## EXERCISE OBJECTIVE
Check every line of the entries below for the word "mental", and copy the ones that have it.
--- Start of SOURCE MATERIAL ---
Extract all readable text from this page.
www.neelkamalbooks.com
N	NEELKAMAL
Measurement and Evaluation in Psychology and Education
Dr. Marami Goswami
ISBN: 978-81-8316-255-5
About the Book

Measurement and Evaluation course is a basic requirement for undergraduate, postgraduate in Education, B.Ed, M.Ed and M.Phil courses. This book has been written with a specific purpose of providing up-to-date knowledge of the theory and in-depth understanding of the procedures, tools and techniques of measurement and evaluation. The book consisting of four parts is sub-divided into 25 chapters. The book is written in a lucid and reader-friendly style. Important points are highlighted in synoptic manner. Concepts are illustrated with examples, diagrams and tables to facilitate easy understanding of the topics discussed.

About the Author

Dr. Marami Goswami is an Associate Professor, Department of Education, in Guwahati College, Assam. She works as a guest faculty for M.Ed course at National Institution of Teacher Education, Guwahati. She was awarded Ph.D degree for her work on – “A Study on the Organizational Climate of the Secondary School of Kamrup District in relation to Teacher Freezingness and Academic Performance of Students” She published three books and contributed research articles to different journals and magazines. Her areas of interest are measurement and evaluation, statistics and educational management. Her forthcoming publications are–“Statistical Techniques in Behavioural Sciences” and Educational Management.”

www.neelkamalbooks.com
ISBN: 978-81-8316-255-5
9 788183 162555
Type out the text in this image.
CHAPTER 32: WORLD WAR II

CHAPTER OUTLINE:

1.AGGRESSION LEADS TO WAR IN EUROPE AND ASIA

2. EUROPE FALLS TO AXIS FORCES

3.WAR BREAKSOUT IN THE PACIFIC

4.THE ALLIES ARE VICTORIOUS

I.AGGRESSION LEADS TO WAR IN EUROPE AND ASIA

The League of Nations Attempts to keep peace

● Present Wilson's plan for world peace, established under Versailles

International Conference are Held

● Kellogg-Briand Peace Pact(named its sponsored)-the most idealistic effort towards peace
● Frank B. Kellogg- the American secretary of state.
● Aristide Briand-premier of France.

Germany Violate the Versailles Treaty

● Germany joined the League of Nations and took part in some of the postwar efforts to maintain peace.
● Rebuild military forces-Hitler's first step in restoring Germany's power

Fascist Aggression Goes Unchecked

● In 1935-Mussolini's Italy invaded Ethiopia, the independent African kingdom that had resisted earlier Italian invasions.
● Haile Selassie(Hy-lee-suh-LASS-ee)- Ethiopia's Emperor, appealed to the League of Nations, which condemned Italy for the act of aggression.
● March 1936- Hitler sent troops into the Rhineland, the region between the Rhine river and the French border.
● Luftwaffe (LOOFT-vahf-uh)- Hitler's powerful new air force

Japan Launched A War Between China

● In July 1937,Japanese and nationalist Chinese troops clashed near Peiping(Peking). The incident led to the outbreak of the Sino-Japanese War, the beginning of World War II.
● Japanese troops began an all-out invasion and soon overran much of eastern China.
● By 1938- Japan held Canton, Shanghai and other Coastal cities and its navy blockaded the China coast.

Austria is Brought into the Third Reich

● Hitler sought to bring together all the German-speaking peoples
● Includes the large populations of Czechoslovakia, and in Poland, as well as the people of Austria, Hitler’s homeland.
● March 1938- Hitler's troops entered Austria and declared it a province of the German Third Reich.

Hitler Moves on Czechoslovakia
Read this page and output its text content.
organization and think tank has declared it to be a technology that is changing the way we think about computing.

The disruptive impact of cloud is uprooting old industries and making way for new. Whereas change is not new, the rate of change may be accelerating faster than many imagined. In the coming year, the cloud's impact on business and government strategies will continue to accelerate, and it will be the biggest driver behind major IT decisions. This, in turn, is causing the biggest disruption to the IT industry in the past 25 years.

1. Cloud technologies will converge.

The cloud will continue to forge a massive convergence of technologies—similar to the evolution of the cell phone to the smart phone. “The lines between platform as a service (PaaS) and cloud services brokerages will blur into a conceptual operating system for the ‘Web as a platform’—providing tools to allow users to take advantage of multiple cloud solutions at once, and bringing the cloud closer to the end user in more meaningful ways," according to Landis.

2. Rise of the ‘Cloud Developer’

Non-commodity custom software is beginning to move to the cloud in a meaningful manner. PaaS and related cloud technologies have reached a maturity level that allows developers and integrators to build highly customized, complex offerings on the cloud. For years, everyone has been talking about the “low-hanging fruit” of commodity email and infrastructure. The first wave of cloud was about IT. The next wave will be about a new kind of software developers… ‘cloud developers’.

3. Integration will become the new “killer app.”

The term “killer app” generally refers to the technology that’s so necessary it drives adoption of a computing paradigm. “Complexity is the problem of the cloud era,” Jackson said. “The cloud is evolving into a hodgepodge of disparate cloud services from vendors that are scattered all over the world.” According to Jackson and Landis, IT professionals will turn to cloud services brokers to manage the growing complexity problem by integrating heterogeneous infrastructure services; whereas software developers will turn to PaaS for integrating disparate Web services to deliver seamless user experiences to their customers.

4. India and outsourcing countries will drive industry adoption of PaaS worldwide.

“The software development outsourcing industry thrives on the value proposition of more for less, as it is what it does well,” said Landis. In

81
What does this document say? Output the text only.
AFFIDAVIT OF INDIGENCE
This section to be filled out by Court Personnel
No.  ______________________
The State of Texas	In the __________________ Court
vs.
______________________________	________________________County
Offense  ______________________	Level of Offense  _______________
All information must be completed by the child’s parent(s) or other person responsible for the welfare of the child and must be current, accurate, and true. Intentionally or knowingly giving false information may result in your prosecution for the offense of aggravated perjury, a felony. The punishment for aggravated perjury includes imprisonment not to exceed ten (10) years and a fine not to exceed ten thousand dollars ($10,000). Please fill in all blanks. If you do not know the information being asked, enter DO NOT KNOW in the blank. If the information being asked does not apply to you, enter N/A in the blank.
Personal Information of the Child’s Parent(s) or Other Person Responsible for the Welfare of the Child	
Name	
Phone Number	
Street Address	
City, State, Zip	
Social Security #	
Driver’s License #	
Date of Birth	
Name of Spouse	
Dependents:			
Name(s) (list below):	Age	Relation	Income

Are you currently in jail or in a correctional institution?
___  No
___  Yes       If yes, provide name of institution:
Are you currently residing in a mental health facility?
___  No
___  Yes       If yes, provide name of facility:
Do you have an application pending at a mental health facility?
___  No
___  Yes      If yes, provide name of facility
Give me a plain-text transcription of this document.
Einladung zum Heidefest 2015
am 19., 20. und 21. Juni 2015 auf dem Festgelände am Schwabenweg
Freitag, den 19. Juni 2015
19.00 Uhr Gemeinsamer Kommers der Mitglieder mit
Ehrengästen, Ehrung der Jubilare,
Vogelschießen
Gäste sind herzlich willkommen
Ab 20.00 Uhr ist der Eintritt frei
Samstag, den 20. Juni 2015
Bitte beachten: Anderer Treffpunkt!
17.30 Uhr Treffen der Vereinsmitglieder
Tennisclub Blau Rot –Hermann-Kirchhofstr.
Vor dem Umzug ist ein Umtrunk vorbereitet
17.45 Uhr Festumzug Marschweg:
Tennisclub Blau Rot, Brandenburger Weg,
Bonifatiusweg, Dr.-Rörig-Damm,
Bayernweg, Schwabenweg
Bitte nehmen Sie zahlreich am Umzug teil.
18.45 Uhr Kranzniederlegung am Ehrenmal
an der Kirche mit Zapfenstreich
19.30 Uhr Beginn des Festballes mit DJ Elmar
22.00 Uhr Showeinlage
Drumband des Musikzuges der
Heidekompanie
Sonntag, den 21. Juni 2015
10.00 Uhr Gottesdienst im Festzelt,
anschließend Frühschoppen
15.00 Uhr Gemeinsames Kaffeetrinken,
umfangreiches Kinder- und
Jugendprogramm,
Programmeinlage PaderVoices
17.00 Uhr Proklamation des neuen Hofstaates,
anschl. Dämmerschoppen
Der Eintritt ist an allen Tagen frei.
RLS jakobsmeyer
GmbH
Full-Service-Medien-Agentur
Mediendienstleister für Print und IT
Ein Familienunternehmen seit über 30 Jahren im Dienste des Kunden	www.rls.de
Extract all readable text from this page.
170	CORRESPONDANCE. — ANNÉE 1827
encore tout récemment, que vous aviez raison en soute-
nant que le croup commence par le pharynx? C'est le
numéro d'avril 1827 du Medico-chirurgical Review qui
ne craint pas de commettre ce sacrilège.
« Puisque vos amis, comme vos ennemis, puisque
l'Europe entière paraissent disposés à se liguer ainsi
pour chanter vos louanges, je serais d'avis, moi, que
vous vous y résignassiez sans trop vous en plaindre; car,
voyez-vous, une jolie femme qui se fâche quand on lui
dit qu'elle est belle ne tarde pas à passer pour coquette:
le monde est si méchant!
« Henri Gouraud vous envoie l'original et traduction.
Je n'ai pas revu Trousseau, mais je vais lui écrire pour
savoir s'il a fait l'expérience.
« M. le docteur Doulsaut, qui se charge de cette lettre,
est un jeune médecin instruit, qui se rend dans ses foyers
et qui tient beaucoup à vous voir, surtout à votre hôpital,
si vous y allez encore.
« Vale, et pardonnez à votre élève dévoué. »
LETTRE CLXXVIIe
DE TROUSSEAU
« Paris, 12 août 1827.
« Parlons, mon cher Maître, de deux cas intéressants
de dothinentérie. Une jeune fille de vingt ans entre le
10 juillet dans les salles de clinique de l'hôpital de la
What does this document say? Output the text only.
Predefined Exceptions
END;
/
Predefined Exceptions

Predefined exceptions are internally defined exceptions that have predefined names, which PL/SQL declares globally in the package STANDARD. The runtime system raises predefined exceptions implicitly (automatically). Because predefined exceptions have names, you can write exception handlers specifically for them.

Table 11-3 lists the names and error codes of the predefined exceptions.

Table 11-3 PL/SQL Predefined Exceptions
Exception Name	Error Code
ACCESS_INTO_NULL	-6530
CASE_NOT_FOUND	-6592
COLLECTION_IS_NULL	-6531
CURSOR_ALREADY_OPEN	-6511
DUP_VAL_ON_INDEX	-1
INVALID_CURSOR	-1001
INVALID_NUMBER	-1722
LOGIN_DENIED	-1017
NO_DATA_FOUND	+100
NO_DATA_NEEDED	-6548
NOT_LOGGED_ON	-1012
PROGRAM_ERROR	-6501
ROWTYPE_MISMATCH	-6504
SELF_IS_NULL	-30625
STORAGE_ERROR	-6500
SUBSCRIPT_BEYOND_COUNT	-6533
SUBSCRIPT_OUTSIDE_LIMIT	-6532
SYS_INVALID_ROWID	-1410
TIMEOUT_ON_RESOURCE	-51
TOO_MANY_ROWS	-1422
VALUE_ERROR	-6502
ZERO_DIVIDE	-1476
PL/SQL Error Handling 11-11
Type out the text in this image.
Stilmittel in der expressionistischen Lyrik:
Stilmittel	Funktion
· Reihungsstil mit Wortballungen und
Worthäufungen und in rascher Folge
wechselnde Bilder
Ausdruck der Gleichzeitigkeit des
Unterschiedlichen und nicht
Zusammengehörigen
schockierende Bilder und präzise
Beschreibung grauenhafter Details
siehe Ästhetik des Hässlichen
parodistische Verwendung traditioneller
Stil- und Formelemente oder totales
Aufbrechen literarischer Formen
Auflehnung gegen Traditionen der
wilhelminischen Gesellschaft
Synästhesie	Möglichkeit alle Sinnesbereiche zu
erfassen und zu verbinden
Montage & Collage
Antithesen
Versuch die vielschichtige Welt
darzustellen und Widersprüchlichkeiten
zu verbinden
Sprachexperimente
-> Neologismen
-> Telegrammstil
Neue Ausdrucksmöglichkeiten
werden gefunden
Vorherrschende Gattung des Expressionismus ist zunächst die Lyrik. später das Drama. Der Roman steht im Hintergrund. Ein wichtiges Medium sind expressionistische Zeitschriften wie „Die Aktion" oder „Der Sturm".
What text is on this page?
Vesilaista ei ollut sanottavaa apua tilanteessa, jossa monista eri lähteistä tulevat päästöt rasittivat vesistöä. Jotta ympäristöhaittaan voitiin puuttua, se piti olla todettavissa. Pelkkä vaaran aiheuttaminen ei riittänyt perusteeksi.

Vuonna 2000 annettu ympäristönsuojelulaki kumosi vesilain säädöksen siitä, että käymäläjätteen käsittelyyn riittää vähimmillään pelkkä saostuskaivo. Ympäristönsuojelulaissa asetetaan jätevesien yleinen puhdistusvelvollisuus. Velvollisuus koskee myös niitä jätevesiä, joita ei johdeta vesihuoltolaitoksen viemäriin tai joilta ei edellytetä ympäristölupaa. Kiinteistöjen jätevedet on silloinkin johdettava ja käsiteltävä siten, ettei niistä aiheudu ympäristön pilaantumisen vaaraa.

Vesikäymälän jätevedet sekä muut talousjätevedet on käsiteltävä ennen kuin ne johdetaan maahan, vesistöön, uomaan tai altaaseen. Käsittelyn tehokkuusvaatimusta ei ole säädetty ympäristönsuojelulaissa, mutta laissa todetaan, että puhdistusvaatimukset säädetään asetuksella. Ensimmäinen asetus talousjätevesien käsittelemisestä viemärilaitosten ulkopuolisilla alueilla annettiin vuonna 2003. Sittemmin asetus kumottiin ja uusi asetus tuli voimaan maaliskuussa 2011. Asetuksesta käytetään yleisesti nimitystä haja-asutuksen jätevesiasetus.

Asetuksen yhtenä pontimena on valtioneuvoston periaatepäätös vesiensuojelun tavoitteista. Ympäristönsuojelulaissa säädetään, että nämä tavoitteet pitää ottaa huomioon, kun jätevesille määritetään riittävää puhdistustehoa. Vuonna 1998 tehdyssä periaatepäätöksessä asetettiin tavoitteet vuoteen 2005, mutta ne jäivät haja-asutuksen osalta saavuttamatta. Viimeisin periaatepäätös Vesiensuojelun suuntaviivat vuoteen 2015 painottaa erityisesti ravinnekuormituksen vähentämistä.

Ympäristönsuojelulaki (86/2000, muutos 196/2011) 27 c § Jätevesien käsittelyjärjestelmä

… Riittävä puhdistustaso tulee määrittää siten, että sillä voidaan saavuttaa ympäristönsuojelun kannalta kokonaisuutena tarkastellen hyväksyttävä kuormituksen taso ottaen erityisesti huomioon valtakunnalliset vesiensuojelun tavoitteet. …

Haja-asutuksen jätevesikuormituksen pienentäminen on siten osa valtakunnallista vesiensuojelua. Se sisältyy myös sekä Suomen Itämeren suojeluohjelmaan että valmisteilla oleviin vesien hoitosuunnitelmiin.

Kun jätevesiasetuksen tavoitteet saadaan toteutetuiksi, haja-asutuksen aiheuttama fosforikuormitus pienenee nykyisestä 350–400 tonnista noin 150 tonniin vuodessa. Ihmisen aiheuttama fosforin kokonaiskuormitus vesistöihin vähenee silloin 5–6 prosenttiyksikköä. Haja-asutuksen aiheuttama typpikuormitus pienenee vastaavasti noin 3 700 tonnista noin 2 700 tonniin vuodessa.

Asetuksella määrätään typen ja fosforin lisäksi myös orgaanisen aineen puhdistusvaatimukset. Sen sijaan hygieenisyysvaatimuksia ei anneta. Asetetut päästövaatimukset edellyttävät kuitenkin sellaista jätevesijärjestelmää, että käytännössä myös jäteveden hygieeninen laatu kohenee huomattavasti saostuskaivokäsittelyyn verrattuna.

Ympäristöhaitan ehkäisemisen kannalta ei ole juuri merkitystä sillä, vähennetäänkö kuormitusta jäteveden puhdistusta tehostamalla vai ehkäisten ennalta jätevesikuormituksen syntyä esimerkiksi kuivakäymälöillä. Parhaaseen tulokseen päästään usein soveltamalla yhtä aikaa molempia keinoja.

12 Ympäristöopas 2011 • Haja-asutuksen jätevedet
--- End of SOURCE MATERIAL ---
## TASK OUTPUT
Are you currently residing in a mental health facility?
Do you have an application pending at a mental health facility?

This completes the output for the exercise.